→ Set problem 1: Reproduce the excerpt on reasonable cause below, beginning at the words "Similarly, there is" and stopping after "Id. at 380-81.", and substitute "company" for each "employer".

→ Excerpted passage:
Similarly, there is no question of fact requiring resolution by a jury as to whether the statements were made with reasonable or probable cause. Plaintiff suggests Mueller's investigation was inadequate, urging a comparison with the case of Wirig v. Kinney Shoe Corp., 461 N.W.2d 374, 380-81 (Minn. 1990). The comparison is inapt. In Wirig, the employer made no meaningful investigation of a theft before accusing an employee at a group meeting. Id. The only witness who claimed to have personal knowledge of the theft had a history of sexually harassing the accused employee; the other witnesses' testimony was hearsay, which the employer did not verify. Id. at 380. The employer made no attempt to personally question the accused employee before the meeting. Id. The Minnesota Supreme Court found the employer lacked reasonable cause to accuse the employee of theft. Id. at 380-81.

Such inadequacies are not at all present in this case. Here, the statements were made after thorough investigation. The first two statements by Duwe were made based on his conversation with Strange. Strange knew of the problematic videos showing plaintiff's entry into the office, and his removing an object from it shortly before the theft was reported. He knew of the employee who reported finding a box of cash. He knew plaintiff had left the workplace and headed toward his car with an envelope during the lunch rush. He knew that the employee who found the box of cash reported a conversation with plaintiff the following day concerning a gun purchase. He knew the employee reported feeling threatened by this conversation. Strange delegated to Duwe the authority to suspend plaintiff, in part because he considered plaintiff to be a security risk. Duwe's direction to Mueller to "go up to Minneapolis and suspend" plaintiff, and the statement that other employees were "afraid" of plaintiff, were based on the information he had learned from Strange.

→ Annotated element entries:

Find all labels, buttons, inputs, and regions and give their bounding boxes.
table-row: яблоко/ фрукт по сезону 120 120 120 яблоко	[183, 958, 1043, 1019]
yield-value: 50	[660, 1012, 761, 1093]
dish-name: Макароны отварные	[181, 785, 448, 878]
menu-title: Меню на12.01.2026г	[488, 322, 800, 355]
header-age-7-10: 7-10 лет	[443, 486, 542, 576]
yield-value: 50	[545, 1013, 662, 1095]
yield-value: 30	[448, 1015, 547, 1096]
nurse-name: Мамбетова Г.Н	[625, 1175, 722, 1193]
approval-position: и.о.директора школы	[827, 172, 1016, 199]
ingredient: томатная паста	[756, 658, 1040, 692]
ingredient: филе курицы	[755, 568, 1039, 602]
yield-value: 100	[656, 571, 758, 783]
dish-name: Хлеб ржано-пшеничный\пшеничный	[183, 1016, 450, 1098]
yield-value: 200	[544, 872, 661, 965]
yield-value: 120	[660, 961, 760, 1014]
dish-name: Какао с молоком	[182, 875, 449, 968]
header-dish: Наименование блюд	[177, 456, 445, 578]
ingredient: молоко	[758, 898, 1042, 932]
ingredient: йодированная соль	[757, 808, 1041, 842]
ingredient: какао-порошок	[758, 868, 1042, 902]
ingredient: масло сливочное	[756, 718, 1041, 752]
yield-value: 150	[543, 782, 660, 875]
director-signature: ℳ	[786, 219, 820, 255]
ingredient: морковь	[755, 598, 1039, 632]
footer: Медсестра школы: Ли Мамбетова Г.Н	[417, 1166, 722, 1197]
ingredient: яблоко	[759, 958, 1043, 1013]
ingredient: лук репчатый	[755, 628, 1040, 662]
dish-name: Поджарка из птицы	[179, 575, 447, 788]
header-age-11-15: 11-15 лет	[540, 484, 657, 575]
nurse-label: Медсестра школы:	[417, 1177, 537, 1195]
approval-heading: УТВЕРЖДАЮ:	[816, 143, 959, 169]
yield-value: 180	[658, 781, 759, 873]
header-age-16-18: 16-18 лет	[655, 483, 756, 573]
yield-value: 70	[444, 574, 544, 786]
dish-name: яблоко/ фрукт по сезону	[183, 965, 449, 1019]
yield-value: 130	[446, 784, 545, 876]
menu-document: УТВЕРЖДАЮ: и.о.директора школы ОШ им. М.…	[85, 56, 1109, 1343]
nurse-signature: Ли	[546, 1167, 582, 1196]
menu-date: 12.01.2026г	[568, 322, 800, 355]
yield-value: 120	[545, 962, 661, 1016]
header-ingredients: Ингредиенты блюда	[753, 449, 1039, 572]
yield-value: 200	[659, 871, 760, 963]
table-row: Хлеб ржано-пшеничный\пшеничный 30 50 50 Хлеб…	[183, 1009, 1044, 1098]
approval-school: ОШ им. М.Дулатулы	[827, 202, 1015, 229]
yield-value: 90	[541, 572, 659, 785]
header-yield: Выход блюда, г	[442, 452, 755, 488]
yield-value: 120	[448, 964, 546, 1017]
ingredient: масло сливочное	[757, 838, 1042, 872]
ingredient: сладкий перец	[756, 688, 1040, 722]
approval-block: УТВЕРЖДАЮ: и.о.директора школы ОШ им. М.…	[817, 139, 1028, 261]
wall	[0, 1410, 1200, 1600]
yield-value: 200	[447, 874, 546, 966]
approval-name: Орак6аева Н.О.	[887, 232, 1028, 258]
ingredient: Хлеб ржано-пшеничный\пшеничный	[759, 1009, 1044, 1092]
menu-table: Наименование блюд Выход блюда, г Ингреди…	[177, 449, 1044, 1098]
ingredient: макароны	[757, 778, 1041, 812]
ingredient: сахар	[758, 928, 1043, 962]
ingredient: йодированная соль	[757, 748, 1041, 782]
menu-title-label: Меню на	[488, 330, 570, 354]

→ Set problem 2: Lay out the records above as a Markdown table with the columns "Row" and "Line". Begin at the first line of the records, stop after the line that contains "1013, 662, 1095]", and leave out blank lines.

→ Exercise response 1:
Similarly, there is no question of fact requiring resolution by a jury as to whether the statements were made with reasonable or probable cause. Plaintiff suggests Mueller's investigation was inadequate, urging a comparison with the case of Wirig v. Kinney Shoe Corp., 461 N.W.2d 374, 380-81 (Minn. 1990). The comparison is inapt. In Wirig, the company made no meaningful investigation of a theft before accusing an employee at a group meeting. Id. The only witness who claimed to have personal knowledge of the theft had a history of sexually harassing the accused employee; the other witnesses' testimony was hearsay, which the company did not verify. Id. at 380. The company made no attempt to personally question the accused employee before the meeting. Id. The Minnesota Supreme Court found the company lacked reasonable cause to accuse the employee of theft. Id. at 380-81.

→ Exercise response 2:
| Row | Line |
|---|---|
| 1 | Find all labels, buttons, inputs, and regions and give their bounding boxes. |
| 2 | table-row: яблоко/ фрукт по сезону 120 120 120 яблоко	[183, 958, 1043, 1019] |
| 3 | yield-value: 50	[660, 1012, 761, 1093] |
| 4 | dish-name: Макароны отварные	[181, 785, 448, 878] |
| 5 | menu-title: Меню на12.01.2026г	[488, 322, 800, 355] |
| 6 | header-age-7-10: 7-10 лет	[443, 486, 542, 576] |
| 7 | yield-value: 50	[545, 1013, 662, 1095] |